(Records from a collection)

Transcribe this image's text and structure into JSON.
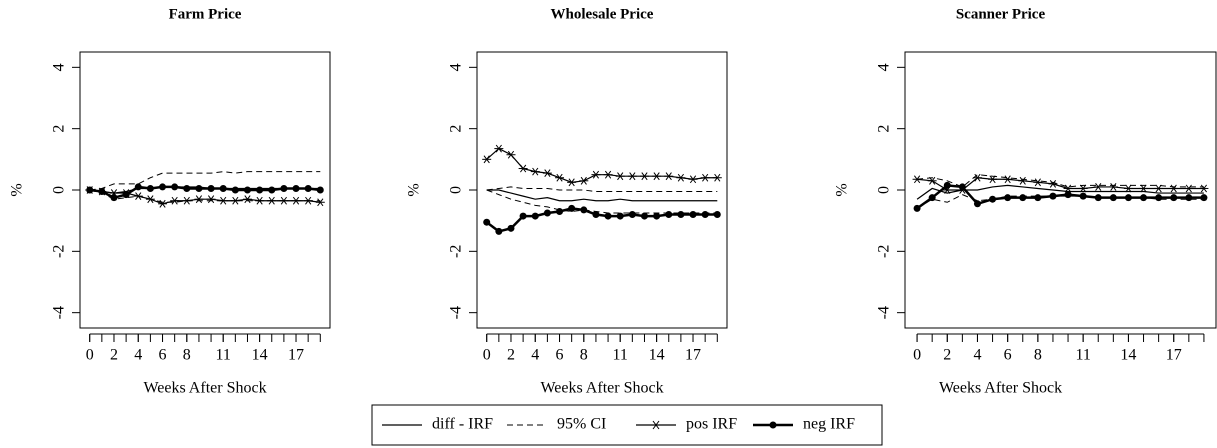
{
  "chart_data": [
    {
      "type": "line",
      "title": "Farm Price",
      "xlabel": "Weeks After Shock",
      "ylabel": "%",
      "x": [
        0,
        1,
        2,
        3,
        4,
        5,
        6,
        7,
        8,
        9,
        10,
        11,
        12,
        13,
        14,
        15,
        16,
        17,
        18,
        19
      ],
      "xlim": [
        -0.8,
        19.8
      ],
      "xticks": [
        0,
        2,
        4,
        6,
        8,
        11,
        14,
        17
      ],
      "xminorticks": [
        0,
        1,
        2,
        3,
        4,
        5,
        6,
        7,
        8,
        9,
        10,
        11,
        12,
        13,
        14,
        15,
        16,
        17,
        18,
        19
      ],
      "ylim": [
        -4.5,
        4.5
      ],
      "yticks": [
        4,
        2,
        0,
        -2,
        -4
      ],
      "series": [
        {
          "style": "solid",
          "values": [
            0,
            -0.05,
            -0.1,
            -0.05,
            0.05,
            0.05,
            0.1,
            0.1,
            0.1,
            0.1,
            0.05,
            0.05,
            0.05,
            0.05,
            0.05,
            0.05,
            0.05,
            0.05,
            0.05,
            0.05
          ]
        },
        {
          "style": "dashed",
          "values": [
            0,
            0.05,
            0.2,
            0.2,
            0.2,
            0.4,
            0.55,
            0.55,
            0.55,
            0.55,
            0.55,
            0.6,
            0.55,
            0.6,
            0.6,
            0.6,
            0.6,
            0.6,
            0.6,
            0.6
          ]
        },
        {
          "style": "dashed",
          "values": [
            0,
            -0.1,
            -0.3,
            -0.25,
            -0.2,
            -0.3,
            -0.4,
            -0.4,
            -0.35,
            -0.35,
            -0.35,
            -0.35,
            -0.35,
            -0.35,
            -0.35,
            -0.35,
            -0.35,
            -0.35,
            -0.35,
            -0.35
          ]
        },
        {
          "style": "star",
          "values": [
            0,
            -0.05,
            -0.1,
            -0.1,
            -0.2,
            -0.3,
            -0.45,
            -0.35,
            -0.35,
            -0.3,
            -0.3,
            -0.35,
            -0.35,
            -0.3,
            -0.35,
            -0.35,
            -0.35,
            -0.35,
            -0.35,
            -0.4
          ]
        },
        {
          "style": "dot",
          "values": [
            0,
            -0.05,
            -0.25,
            -0.15,
            0.1,
            0.05,
            0.1,
            0.1,
            0.05,
            0.05,
            0.05,
            0.05,
            0,
            0,
            0,
            0,
            0.05,
            0.05,
            0.05,
            0
          ]
        }
      ]
    },
    {
      "type": "line",
      "title": "Wholesale Price",
      "xlabel": "Weeks After Shock",
      "ylabel": "%",
      "x": [
        0,
        1,
        2,
        3,
        4,
        5,
        6,
        7,
        8,
        9,
        10,
        11,
        12,
        13,
        14,
        15,
        16,
        17,
        18,
        19
      ],
      "xlim": [
        -0.8,
        19.8
      ],
      "xticks": [
        0,
        2,
        4,
        6,
        8,
        11,
        14,
        17
      ],
      "xminorticks": [
        0,
        1,
        2,
        3,
        4,
        5,
        6,
        7,
        8,
        9,
        10,
        11,
        12,
        13,
        14,
        15,
        16,
        17,
        18,
        19
      ],
      "ylim": [
        -4.5,
        4.5
      ],
      "yticks": [
        4,
        2,
        0,
        -2,
        -4
      ],
      "series": [
        {
          "style": "solid",
          "values": [
            0,
            0,
            -0.1,
            -0.2,
            -0.3,
            -0.25,
            -0.35,
            -0.35,
            -0.3,
            -0.35,
            -0.35,
            -0.3,
            -0.35,
            -0.35,
            -0.35,
            -0.35,
            -0.35,
            -0.35,
            -0.35,
            -0.35
          ]
        },
        {
          "style": "dashed",
          "values": [
            0,
            0.05,
            0.1,
            0.05,
            0.05,
            0.05,
            0,
            0,
            0,
            -0.05,
            -0.05,
            -0.05,
            -0.05,
            -0.05,
            -0.05,
            -0.05,
            -0.05,
            -0.05,
            -0.05,
            -0.05
          ]
        },
        {
          "style": "dashed",
          "values": [
            0,
            -0.15,
            -0.3,
            -0.4,
            -0.5,
            -0.55,
            -0.65,
            -0.7,
            -0.65,
            -0.7,
            -0.75,
            -0.75,
            -0.75,
            -0.75,
            -0.75,
            -0.75,
            -0.75,
            -0.75,
            -0.75,
            -0.75
          ]
        },
        {
          "style": "star",
          "values": [
            1.0,
            1.35,
            1.15,
            0.7,
            0.6,
            0.55,
            0.4,
            0.25,
            0.3,
            0.5,
            0.5,
            0.45,
            0.45,
            0.45,
            0.45,
            0.45,
            0.4,
            0.35,
            0.4,
            0.4
          ]
        },
        {
          "style": "dot",
          "values": [
            -1.05,
            -1.35,
            -1.25,
            -0.85,
            -0.85,
            -0.75,
            -0.7,
            -0.6,
            -0.65,
            -0.8,
            -0.85,
            -0.85,
            -0.8,
            -0.85,
            -0.85,
            -0.8,
            -0.8,
            -0.8,
            -0.8,
            -0.8
          ]
        }
      ]
    },
    {
      "type": "line",
      "title": "Scanner Price",
      "xlabel": "Weeks After Shock",
      "ylabel": "%",
      "x": [
        0,
        1,
        2,
        3,
        4,
        5,
        6,
        7,
        8,
        9,
        10,
        11,
        12,
        13,
        14,
        15,
        16,
        17,
        18,
        19
      ],
      "xlim": [
        -0.8,
        19.8
      ],
      "xticks": [
        0,
        2,
        4,
        6,
        8,
        11,
        14,
        17
      ],
      "xminorticks": [
        0,
        1,
        2,
        3,
        4,
        5,
        6,
        7,
        8,
        9,
        10,
        11,
        12,
        13,
        14,
        15,
        16,
        17,
        18,
        19
      ],
      "ylim": [
        -4.5,
        4.5
      ],
      "yticks": [
        4,
        2,
        0,
        -2,
        -4
      ],
      "series": [
        {
          "style": "solid",
          "values": [
            -0.3,
            0.05,
            -0.1,
            0,
            0,
            0.1,
            0.15,
            0.1,
            0.05,
            0,
            -0.05,
            -0.05,
            -0.05,
            -0.05,
            -0.05,
            -0.05,
            -0.1,
            -0.1,
            -0.1,
            -0.1
          ]
        },
        {
          "style": "dashed",
          "values": [
            0.35,
            0.4,
            0.3,
            0.1,
            0.5,
            0.45,
            0.4,
            0.35,
            0.3,
            0.25,
            0.1,
            0.15,
            0.15,
            0.15,
            0.15,
            0.15,
            0.15,
            0.1,
            0.1,
            0.1
          ]
        },
        {
          "style": "dashed",
          "values": [
            -0.6,
            -0.3,
            -0.4,
            -0.15,
            -0.35,
            -0.3,
            -0.2,
            -0.2,
            -0.2,
            -0.2,
            -0.2,
            -0.2,
            -0.25,
            -0.25,
            -0.25,
            -0.25,
            -0.3,
            -0.3,
            -0.3,
            -0.3
          ]
        },
        {
          "style": "star",
          "values": [
            0.35,
            0.3,
            0,
            0,
            0.4,
            0.35,
            0.35,
            0.3,
            0.25,
            0.2,
            0.05,
            0.05,
            0.1,
            0.1,
            0.05,
            0.05,
            0.05,
            0.05,
            0.05,
            0.05
          ]
        },
        {
          "style": "dot",
          "values": [
            -0.6,
            -0.25,
            0.15,
            0.1,
            -0.45,
            -0.3,
            -0.25,
            -0.25,
            -0.25,
            -0.2,
            -0.15,
            -0.2,
            -0.25,
            -0.25,
            -0.25,
            -0.25,
            -0.25,
            -0.25,
            -0.25,
            -0.25
          ]
        }
      ]
    }
  ],
  "legend": [
    {
      "label": "diff - IRF",
      "style": "solid"
    },
    {
      "label": "95% CI",
      "style": "dashed"
    },
    {
      "label": "pos IRF",
      "style": "star"
    },
    {
      "label": "neg IRF",
      "style": "dot"
    }
  ]
}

* _Exercise details_
How many lines of the records contain the string "Price"? Respond with the number alone.

* _Correct answer_
3